### WORK TO COMPLETE
1: Answer these questions using the text on internal hernias:
(a) What share of internal hernias does herniation through the foramen of Winslow make up?
(b) Which nonspecific symptoms of this herniation does the text list?
(c) On plain abdominal radiographs, in which direction is the gastric air bubble displaced?
2: Rewrite the text on internal hernias from "Contrast-enhanced computed tomography" to "we partially closed.", putting "epiploic foramen" in place of "foramen of Winslow".

### DOCUMENT TEXT

───

Contrast-enhanced computed tomography of the abdomen showing dilated small bowel loops

Discussion

Internal hernias are a rare clinical entity, accounting for 0.2–0.9% of all cases of intestinal obstruction, amongst which herniation through the foramen of Winslow is very rare, constituting only 8% of internal hernias [3]. The small bowel is most often involved, followed by the cecum and right colon and then the transverse colon [2]. Peculiar cases of herniated Meckel’s diverticulum and gallbladder have also been reported [4, 5]. Postulated predisposing factors for this condition include atrophic greater omentum, short transverse mesocolon, long mesentery of the small intestine, and abnormalities of intestinal rotation and a large foramen of Winslow [6]. This patient was found to have a large foramen of Winslow, which we partially closed.

As internal herniation through the foramen of Winslow often presents with nonspecific symptoms such as epigastric pain, regurgitation, nausea and vomiting, differential diagnoses range from gastrointestinal to pancreatic or gallbladder pathology [7]. The reason for these nonspecific symptoms could be the compression of the stomach by the herniated bowel loop through the foramen of Winslow.

The diagnosis is made either preoperatively or intraoperatively. The presence of a circumscribed collection of bowel gas with air fluid levels high up in the left upper abdomen and displacement of the gastric air bubble to the left in plain abdominal radiographs is suggestive of herniation of the small bowel through the foramen of Winslow [8, 9]. Computed tomographic features include an air fluid collection in the lesser sac, with a beak directed towards the foramen of Winslow between the pancreas and the stomach anterior to the inferior vena cava and posterior to the liver hilum. Evidence of intestinal obstruction associated with the presence of mesenteric vessels stretching anterior to the vena cava and posterior to the portal vein is another feature noted in the CT [9].

───

### DATASET RECORDS
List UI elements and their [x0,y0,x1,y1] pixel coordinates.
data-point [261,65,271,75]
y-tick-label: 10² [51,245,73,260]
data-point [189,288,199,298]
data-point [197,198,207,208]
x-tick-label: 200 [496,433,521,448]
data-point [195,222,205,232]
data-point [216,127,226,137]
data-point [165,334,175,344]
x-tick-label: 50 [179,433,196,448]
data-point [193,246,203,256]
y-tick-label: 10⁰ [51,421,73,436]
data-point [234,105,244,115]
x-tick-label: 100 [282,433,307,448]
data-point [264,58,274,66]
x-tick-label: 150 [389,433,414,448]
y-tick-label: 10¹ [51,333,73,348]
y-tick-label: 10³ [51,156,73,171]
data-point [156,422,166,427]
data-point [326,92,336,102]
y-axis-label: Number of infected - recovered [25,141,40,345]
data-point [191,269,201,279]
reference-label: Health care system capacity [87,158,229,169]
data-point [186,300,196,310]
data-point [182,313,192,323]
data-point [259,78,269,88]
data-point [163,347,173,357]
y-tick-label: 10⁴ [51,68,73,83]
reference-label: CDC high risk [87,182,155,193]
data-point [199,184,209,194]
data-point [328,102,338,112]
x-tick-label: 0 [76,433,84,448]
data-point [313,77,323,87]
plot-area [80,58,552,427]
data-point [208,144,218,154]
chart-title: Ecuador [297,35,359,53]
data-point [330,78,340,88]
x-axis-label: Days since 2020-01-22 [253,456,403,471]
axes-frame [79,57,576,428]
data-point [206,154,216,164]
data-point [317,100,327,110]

───

### EXPECTED RESPONSES
1:
(a) 8%
(b) Epigastric pain, regurgitation, nausea and vomiting
(c) To the left

2:
Contrast-enhanced computed tomography of the abdomen showing dilated small bowel loops

Discussion

Internal hernias are a rare clinical entity, accounting for 0.2–0.9% of all cases of intestinal obstruction, amongst which herniation through the epiploic foramen is very rare, constituting only 8% of internal hernias [3]. The small bowel is most often involved, followed by the cecum and right colon and then the transverse colon [2]. Peculiar cases of herniated Meckel’s diverticulum and gallbladder have also been reported [4, 5]. Postulated predisposing factors for this condition include atrophic greater omentum, short transverse mesocolon, long mesentery of the small intestine, and abnormalities of intestinal rotation and a large epiploic foramen [6]. This patient was found to have a large epiploic foramen, which we partially closed.